Copy out every line that contains "ΘΕΑΤΡΟ".

[Begin Input rows]

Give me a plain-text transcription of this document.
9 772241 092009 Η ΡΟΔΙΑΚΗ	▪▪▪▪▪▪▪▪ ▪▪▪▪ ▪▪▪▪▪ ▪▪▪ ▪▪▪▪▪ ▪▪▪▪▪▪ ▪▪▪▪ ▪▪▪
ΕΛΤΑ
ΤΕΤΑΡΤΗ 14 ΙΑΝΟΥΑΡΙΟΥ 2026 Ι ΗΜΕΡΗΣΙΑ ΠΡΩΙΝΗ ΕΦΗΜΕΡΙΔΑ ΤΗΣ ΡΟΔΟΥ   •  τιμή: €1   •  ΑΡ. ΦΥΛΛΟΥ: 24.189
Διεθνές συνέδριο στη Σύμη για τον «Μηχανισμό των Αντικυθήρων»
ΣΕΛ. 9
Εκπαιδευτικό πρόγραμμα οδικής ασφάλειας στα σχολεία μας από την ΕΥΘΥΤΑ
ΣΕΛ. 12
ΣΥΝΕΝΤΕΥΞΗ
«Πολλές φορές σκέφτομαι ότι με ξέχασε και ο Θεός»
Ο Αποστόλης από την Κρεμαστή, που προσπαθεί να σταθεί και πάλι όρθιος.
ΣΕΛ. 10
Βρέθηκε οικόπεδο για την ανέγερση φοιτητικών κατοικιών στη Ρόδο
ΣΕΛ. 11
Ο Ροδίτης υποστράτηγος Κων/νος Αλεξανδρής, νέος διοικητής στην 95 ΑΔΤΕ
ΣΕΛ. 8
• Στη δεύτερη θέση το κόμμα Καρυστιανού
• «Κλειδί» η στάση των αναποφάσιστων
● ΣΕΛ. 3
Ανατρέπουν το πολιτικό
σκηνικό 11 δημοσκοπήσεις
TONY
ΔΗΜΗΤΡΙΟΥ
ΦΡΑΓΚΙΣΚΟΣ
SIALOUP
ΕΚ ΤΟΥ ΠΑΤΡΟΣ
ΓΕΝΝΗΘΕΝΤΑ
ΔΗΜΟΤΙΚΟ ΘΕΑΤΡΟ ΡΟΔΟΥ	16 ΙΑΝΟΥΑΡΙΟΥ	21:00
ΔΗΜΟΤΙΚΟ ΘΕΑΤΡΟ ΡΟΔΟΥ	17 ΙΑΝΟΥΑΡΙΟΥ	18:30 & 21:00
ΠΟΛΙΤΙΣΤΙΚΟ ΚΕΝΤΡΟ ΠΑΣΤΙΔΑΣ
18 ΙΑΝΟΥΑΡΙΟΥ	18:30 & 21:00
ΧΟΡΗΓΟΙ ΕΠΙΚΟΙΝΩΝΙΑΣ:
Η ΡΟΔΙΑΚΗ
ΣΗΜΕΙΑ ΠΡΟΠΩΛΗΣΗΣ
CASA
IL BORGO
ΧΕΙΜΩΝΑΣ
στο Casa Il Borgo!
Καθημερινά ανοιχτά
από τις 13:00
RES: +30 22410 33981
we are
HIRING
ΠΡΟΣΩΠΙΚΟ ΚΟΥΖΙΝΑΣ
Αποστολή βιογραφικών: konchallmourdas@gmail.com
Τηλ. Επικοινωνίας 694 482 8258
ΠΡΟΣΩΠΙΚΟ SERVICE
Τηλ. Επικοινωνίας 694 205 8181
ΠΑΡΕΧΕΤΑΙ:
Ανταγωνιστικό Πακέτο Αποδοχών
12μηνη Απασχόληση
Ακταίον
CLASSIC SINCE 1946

[End Input rows]
[Begin Input rows]

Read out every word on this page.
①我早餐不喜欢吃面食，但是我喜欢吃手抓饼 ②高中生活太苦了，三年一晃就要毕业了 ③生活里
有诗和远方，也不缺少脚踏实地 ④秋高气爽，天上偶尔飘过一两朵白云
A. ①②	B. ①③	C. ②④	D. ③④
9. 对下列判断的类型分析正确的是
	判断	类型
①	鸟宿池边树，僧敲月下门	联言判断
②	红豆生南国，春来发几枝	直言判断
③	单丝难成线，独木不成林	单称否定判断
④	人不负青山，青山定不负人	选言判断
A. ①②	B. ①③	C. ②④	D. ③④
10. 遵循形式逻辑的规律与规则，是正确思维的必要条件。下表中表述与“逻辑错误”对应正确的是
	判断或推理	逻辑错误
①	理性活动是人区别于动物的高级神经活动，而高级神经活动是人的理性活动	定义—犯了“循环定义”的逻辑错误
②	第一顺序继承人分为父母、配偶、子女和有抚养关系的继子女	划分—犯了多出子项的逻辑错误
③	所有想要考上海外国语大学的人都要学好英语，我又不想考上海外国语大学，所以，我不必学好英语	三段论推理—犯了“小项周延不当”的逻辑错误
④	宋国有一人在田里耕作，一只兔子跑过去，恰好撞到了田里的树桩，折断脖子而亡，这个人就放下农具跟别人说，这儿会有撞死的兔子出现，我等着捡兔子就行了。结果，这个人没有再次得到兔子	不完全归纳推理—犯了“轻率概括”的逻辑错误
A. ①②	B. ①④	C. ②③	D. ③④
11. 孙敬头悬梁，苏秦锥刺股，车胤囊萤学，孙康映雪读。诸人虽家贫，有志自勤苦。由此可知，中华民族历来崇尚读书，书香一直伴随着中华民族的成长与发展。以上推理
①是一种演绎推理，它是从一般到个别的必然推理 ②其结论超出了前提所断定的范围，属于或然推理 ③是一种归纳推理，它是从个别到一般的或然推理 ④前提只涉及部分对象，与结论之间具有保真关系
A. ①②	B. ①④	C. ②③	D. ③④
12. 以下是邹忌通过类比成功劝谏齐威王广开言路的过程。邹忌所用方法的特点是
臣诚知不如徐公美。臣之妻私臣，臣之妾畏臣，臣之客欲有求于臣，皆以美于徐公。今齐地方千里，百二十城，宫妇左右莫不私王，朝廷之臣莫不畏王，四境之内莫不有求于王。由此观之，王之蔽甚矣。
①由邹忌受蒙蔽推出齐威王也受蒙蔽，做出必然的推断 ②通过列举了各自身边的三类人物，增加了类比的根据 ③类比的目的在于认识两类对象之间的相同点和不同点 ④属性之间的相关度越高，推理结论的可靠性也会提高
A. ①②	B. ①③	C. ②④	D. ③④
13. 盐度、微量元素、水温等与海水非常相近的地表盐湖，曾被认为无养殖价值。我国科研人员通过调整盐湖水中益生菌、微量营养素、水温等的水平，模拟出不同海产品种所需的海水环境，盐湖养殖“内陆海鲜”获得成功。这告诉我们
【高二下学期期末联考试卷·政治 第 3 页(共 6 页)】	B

[End Input rows]

▸ **Exercise output**:
ΔΗΜΟΤΙΚΟ ΘΕΑΤΡΟ ΡΟΔΟΥ	16 ΙΑΝΟΥΑΡΙΟΥ	21:00
ΔΗΜΟΤΙΚΟ ΘΕΑΤΡΟ ΡΟΔΟΥ	17 ΙΑΝΟΥΑΡΙΟΥ	18:30 & 21:00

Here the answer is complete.